Written problem: Check each line below for "icon" and report how many have it, nothing else.

Dataset entries:
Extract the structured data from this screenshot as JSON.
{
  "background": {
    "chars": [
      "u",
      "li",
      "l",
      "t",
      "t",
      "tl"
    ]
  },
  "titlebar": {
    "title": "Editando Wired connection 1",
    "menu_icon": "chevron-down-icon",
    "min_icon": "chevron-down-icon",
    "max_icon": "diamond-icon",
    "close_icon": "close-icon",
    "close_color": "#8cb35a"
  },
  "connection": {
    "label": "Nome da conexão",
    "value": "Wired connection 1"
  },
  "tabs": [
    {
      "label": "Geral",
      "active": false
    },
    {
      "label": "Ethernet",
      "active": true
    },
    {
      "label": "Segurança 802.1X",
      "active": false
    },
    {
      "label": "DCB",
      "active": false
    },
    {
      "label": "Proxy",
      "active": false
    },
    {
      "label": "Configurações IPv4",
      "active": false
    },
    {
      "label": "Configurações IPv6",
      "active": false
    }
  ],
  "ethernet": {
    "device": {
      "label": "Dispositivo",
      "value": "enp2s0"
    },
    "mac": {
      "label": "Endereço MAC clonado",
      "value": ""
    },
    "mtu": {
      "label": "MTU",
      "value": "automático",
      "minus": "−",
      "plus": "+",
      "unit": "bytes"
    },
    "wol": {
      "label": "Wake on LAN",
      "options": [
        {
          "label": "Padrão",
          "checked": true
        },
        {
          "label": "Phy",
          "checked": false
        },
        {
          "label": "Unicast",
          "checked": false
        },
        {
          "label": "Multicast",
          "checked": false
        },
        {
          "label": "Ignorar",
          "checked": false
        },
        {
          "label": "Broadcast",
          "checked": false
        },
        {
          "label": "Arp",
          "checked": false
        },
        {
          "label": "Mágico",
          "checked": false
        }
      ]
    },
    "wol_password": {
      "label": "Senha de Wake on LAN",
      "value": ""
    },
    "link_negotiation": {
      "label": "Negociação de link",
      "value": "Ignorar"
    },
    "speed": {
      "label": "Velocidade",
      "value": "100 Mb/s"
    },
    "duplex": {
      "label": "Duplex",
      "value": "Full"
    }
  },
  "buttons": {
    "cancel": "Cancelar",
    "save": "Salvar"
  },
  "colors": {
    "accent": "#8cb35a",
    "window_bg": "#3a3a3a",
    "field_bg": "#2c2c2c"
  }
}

Result: 4